[START SUPPLIED MATERIAL]

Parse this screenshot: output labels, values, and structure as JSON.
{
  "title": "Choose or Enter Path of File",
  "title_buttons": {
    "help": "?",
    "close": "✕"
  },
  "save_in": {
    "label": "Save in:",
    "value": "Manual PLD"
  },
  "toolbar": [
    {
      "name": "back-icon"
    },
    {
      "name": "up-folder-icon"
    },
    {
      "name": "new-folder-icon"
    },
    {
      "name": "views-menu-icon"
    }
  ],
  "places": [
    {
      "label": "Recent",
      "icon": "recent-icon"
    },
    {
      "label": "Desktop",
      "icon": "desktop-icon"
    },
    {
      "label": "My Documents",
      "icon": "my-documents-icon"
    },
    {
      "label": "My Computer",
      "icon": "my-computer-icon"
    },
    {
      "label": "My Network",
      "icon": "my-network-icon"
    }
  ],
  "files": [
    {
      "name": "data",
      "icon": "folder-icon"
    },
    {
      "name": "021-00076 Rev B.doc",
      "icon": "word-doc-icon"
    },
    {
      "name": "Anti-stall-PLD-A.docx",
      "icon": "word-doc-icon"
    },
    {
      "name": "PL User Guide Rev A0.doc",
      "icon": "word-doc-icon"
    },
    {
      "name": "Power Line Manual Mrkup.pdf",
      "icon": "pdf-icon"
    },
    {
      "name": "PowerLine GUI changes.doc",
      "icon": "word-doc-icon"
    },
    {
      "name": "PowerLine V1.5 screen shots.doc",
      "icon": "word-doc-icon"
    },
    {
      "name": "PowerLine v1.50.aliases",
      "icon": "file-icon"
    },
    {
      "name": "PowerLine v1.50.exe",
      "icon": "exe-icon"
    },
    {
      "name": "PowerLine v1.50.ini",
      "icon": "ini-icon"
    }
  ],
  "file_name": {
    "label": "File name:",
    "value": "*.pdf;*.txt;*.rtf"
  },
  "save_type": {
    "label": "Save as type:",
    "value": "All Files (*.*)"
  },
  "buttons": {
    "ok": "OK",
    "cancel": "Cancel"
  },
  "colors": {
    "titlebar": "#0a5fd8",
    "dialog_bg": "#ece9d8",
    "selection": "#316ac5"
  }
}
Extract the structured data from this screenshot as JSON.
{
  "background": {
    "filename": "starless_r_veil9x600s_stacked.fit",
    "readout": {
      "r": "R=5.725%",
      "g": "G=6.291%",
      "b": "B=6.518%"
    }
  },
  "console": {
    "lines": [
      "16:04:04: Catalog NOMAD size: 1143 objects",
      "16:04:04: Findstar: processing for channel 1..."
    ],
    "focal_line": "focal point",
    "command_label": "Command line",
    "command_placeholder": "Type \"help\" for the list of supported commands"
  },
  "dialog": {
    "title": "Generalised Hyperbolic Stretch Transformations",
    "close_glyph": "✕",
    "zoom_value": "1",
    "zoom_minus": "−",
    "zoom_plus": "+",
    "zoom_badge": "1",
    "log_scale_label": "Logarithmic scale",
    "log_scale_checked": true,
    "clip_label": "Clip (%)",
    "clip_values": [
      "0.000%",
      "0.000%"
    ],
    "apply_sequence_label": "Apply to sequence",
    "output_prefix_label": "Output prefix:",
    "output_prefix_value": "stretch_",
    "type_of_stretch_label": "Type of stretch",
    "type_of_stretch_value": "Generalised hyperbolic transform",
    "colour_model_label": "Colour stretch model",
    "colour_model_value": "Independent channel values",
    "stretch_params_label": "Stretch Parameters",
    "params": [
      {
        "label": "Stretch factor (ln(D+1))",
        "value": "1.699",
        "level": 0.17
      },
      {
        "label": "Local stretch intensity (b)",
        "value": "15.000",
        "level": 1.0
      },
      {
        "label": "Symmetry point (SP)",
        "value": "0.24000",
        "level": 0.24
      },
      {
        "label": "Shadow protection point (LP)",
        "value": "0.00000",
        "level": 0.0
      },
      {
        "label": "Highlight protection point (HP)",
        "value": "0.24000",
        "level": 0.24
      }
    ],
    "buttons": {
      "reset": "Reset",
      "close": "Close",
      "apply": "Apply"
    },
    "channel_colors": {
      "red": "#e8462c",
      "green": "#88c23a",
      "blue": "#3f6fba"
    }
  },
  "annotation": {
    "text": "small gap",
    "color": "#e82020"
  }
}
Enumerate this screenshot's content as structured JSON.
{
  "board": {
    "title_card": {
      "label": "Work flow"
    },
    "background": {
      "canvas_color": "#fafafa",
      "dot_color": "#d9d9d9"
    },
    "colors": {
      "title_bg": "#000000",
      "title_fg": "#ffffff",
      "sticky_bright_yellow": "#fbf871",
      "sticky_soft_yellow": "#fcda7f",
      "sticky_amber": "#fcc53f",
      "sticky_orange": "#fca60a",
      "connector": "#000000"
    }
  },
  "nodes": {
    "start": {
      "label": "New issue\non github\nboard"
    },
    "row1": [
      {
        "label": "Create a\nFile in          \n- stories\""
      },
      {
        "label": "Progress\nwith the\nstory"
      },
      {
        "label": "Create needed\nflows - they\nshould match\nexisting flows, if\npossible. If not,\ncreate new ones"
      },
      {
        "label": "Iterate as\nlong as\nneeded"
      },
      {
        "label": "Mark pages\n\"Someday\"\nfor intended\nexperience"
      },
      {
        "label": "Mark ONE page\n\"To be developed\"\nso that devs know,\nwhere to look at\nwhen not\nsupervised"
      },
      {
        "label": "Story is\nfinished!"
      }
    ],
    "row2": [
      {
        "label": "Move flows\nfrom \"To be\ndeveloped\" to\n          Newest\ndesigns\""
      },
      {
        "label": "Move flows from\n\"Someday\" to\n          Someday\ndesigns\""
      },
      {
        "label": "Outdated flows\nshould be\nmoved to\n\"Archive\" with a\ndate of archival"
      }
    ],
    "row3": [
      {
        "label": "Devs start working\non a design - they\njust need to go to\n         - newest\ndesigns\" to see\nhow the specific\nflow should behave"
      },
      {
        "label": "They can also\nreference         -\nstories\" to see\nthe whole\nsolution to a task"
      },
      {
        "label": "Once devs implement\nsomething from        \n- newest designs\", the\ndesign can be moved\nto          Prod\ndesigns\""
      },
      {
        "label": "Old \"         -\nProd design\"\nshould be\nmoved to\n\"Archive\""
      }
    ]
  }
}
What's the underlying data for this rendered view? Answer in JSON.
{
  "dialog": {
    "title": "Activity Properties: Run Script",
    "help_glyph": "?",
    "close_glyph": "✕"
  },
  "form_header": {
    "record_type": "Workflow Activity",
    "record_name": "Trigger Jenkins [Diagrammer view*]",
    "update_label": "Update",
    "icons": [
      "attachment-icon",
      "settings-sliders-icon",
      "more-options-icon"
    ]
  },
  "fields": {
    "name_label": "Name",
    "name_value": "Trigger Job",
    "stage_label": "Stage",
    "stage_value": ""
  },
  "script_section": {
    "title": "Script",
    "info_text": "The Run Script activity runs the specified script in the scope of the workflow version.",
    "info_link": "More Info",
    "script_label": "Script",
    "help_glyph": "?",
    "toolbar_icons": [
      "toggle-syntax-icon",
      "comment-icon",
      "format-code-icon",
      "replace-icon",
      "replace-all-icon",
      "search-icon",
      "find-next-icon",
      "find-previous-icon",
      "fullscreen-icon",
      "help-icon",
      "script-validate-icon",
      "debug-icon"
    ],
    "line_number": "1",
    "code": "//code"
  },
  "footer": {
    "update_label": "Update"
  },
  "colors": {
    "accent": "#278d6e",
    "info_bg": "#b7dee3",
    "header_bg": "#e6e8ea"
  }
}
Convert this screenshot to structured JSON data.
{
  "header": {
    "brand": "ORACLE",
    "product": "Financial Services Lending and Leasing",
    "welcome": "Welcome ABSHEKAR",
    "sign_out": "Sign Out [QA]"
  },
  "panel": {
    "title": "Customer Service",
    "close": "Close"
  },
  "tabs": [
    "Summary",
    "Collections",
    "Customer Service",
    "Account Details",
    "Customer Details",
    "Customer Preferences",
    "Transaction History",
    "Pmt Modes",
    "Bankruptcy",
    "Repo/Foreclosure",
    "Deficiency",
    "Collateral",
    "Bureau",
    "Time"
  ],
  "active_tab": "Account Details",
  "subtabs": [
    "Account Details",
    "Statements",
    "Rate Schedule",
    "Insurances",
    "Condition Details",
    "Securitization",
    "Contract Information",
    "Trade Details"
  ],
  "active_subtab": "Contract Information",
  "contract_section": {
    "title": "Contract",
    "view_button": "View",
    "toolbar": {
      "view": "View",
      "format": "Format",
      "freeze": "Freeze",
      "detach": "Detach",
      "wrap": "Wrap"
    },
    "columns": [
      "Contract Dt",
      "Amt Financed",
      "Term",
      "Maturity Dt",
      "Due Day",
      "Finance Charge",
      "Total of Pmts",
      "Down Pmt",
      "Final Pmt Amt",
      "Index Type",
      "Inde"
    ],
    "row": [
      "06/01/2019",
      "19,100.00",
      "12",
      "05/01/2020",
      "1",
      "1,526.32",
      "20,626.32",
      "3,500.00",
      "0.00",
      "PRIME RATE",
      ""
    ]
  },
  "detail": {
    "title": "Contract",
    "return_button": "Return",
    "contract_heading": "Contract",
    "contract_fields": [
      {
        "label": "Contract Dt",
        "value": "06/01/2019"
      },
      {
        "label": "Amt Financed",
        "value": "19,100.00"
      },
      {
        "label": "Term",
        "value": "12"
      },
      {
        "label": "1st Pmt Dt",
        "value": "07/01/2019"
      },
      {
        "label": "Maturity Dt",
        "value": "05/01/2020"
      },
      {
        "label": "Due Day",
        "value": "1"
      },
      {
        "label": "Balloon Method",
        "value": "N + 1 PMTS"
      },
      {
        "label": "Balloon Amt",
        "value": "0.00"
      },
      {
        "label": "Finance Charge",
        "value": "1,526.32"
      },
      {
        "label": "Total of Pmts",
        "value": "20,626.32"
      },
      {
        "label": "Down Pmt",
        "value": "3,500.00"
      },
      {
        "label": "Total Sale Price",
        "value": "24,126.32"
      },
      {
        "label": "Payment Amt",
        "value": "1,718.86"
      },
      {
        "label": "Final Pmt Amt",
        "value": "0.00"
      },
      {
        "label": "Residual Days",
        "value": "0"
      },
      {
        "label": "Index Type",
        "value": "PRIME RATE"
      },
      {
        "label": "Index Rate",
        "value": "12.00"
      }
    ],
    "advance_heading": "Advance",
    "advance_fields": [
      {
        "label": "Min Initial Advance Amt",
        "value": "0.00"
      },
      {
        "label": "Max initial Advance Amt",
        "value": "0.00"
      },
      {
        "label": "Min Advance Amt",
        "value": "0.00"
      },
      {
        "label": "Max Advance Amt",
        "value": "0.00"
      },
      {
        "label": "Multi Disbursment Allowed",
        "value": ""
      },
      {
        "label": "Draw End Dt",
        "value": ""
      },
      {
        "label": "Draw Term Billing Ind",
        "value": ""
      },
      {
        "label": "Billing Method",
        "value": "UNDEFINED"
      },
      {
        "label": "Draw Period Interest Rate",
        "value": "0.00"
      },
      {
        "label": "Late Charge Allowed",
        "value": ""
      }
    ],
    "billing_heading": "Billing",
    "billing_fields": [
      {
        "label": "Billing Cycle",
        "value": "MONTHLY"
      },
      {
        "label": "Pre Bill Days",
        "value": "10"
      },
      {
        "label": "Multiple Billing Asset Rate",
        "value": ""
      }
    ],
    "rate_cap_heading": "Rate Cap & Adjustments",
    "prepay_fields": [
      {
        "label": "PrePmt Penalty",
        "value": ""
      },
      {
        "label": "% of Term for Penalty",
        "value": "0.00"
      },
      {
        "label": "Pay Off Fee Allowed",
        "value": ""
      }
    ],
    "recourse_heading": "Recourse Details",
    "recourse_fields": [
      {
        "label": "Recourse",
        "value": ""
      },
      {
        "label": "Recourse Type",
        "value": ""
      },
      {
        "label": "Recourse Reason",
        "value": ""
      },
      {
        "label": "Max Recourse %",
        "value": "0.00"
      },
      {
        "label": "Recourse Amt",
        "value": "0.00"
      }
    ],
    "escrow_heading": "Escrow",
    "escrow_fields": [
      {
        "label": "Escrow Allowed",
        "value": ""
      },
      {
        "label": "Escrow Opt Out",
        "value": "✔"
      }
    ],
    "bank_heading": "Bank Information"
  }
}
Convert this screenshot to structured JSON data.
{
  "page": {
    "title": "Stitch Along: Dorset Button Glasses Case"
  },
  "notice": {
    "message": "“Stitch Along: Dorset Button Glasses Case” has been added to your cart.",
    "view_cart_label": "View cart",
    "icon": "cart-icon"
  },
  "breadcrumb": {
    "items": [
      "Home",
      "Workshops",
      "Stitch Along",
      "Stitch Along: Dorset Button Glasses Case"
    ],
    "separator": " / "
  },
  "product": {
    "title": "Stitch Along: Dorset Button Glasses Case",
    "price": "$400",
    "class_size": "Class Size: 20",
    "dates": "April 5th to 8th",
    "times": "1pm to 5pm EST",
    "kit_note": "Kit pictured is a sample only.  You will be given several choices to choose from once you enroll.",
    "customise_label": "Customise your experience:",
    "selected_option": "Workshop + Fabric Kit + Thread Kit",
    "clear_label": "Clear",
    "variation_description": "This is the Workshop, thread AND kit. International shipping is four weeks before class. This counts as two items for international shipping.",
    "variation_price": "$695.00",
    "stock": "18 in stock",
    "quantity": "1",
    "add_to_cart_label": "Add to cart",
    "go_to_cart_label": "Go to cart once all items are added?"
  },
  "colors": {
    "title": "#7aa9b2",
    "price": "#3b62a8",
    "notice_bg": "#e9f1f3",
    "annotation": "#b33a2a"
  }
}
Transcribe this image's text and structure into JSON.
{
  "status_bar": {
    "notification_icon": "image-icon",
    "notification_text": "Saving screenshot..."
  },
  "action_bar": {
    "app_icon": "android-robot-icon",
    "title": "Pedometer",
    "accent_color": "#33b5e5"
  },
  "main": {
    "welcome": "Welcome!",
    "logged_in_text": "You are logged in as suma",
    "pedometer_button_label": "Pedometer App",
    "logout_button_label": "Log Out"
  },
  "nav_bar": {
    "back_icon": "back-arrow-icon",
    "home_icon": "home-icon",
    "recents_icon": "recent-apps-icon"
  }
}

[END SUPPLIED MATERIAL]

WRITTEN REQUEST: Look back over the material above and state how many lines hold the word "Update". Write the number and nothing else.

SOLUTION TO THIS PROBLEM: 2